start

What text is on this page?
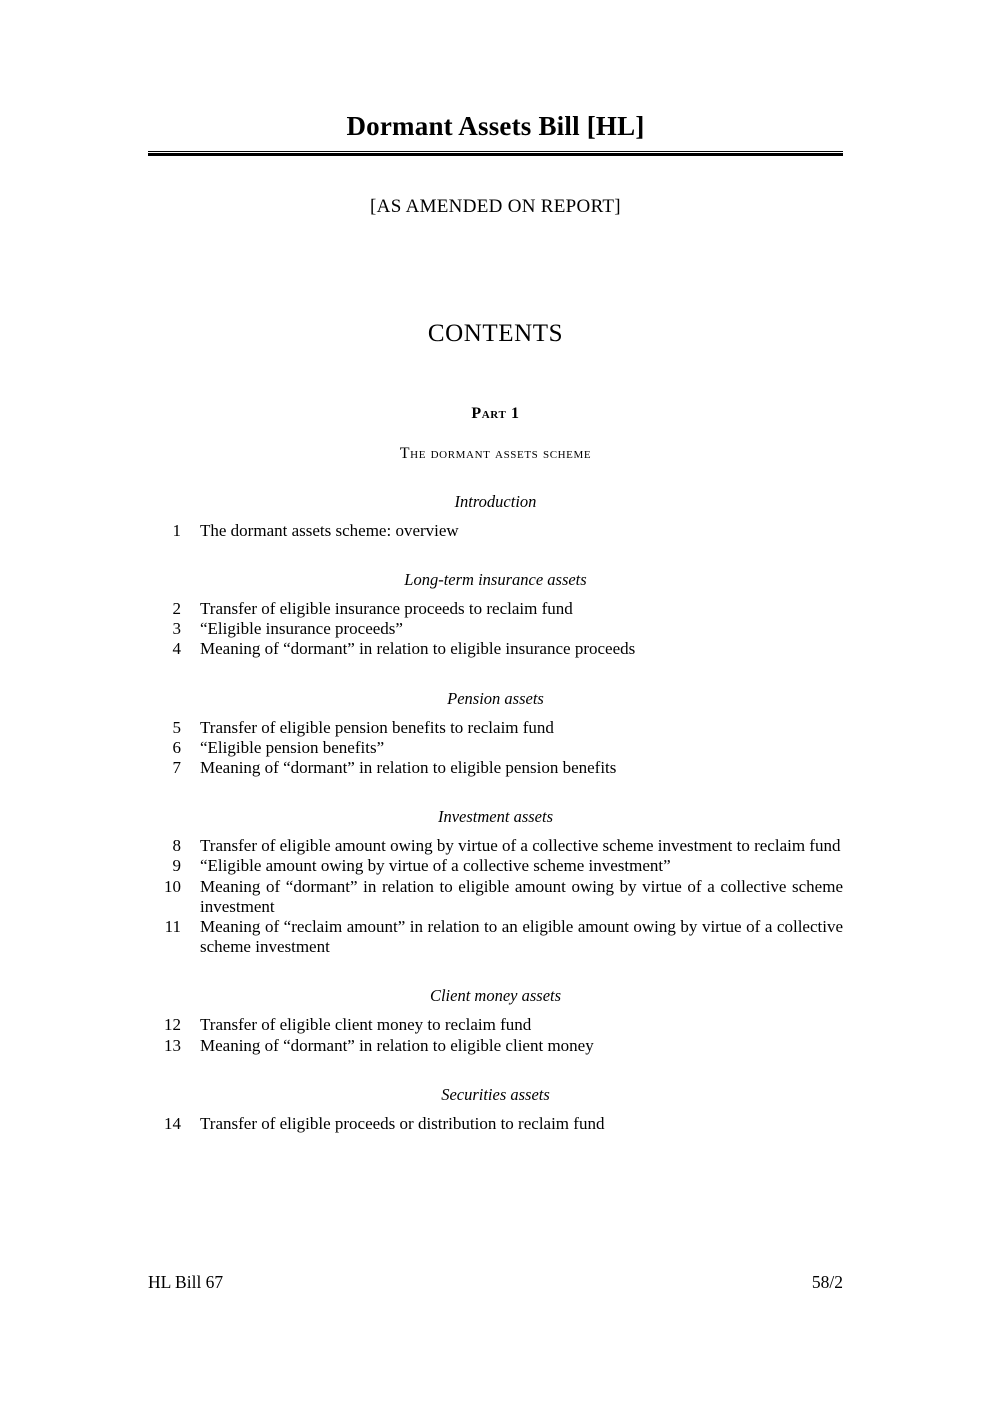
Dormant Assets Bill [HL]
[AS AMENDED ON REPORT]
CONTENTS
Part 1
The dormant assets scheme
Introduction
1	The dormant assets scheme: overview
Long-term insurance assets
2	Transfer of eligible insurance proceeds to reclaim fund
3	“Eligible insurance proceeds”
4	Meaning of “dormant” in relation to eligible insurance proceeds
Pension assets
5	Transfer of eligible pension benefits to reclaim fund
6	“Eligible pension benefits”
7	Meaning of “dormant” in relation to eligible pension benefits
Investment assets
8	Transfer of eligible amount owing by virtue of a collective scheme investment to reclaim fund
9	“Eligible amount owing by virtue of a collective scheme investment”
10	Meaning of “dormant” in relation to eligible amount owing by virtue of a collective scheme investment
11	Meaning of “reclaim amount” in relation to an eligible amount owing by virtue of a collective scheme investment
Client money assets
12	Transfer of eligible client money to reclaim fund
13	Meaning of “dormant” in relation to eligible client money
Securities assets
14	Transfer of eligible proceeds or distribution to reclaim fund
HL Bill 67	58/2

end

GIVEN INSTRUCTION
Identify every line above that includes the word "amount", and show those lines.

FINAL RESULT
8	Transfer of eligible amount owing by virtue of a collective scheme investment to reclaim fund
9	“Eligible amount owing by virtue of a collective scheme investment”
10	Meaning of “dormant” in relation to eligible amount owing by virtue of a collective scheme investment
11	Meaning of “reclaim amount” in relation to an eligible amount owing by virtue of a collective scheme investment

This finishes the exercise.